MATERIAL PROVIDED:
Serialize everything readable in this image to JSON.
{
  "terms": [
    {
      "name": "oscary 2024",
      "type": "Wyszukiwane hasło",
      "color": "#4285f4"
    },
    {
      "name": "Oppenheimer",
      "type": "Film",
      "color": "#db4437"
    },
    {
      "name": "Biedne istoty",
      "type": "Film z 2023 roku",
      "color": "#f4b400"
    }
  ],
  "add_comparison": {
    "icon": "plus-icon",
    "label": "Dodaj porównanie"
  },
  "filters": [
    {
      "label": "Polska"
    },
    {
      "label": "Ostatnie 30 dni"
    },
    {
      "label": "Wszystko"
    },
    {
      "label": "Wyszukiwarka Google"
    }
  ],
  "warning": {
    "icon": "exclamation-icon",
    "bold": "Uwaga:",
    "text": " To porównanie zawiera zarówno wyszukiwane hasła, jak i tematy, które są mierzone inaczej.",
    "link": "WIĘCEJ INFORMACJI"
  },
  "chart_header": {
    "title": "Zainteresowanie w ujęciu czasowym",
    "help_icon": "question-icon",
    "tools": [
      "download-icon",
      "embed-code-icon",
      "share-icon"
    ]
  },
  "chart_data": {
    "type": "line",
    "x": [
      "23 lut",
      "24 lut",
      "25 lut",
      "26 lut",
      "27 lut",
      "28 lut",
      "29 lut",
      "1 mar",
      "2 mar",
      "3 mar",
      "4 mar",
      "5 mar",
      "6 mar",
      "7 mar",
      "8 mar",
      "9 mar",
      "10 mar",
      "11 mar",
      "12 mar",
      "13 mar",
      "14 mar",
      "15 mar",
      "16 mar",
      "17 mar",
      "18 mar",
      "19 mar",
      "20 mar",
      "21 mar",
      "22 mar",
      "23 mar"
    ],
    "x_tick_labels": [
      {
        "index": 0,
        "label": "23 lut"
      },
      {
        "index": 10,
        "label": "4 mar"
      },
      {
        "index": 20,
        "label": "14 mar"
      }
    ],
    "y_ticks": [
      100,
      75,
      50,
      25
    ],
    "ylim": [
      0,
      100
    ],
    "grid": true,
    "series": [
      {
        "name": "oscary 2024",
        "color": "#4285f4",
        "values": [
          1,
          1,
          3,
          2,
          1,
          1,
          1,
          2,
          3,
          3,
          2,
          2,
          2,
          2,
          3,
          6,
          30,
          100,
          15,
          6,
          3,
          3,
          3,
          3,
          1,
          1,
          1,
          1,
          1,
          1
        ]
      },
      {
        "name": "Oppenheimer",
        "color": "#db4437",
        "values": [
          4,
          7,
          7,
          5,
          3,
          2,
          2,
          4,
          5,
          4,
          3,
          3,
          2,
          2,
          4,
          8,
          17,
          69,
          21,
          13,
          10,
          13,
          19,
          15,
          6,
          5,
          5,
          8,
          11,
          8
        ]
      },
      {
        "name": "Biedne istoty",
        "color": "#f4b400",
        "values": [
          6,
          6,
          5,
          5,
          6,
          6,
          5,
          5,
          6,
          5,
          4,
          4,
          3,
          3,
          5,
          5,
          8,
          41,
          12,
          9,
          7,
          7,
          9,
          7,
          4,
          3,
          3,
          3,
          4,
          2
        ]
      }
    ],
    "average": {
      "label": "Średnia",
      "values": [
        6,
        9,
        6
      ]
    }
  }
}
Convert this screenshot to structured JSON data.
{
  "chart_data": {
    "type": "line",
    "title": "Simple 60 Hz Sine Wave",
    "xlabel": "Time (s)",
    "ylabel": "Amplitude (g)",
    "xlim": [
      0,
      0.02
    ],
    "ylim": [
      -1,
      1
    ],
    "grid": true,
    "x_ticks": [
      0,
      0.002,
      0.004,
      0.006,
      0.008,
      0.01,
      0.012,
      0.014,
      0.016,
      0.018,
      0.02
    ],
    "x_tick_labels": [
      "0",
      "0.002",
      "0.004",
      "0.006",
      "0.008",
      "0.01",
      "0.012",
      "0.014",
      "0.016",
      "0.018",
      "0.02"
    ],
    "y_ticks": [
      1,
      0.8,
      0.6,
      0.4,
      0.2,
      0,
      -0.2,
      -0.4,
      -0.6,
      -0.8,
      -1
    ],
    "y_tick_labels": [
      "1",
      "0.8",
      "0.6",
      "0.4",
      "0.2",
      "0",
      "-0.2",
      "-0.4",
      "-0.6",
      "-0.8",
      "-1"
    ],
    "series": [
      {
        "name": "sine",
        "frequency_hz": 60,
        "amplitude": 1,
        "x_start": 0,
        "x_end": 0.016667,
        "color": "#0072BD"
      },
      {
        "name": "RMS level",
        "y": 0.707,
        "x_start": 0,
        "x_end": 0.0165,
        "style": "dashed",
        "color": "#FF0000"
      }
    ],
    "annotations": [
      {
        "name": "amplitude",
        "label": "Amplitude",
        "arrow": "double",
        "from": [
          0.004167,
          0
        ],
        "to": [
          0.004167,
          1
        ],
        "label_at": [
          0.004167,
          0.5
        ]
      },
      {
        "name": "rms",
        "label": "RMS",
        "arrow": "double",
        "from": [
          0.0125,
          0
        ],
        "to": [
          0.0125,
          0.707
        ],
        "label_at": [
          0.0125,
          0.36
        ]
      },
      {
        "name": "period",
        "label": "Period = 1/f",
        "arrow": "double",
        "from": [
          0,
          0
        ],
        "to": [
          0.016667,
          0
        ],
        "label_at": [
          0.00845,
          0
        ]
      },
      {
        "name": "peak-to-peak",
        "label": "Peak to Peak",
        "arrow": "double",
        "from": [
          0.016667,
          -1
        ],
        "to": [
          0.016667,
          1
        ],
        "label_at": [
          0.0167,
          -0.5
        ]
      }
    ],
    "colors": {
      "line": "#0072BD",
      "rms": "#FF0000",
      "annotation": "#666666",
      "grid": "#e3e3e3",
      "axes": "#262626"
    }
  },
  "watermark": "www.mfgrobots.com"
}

WHAT YOU NEED TO DO:
List the lines of the material in which the word "icon" occurs.

RESULT OF THE EXERCISE:
    "icon": "plus-icon",
    "icon": "exclamation-icon",
    "help_icon": "question-icon",
      "download-icon",
      "embed-code-icon",
      "share-icon"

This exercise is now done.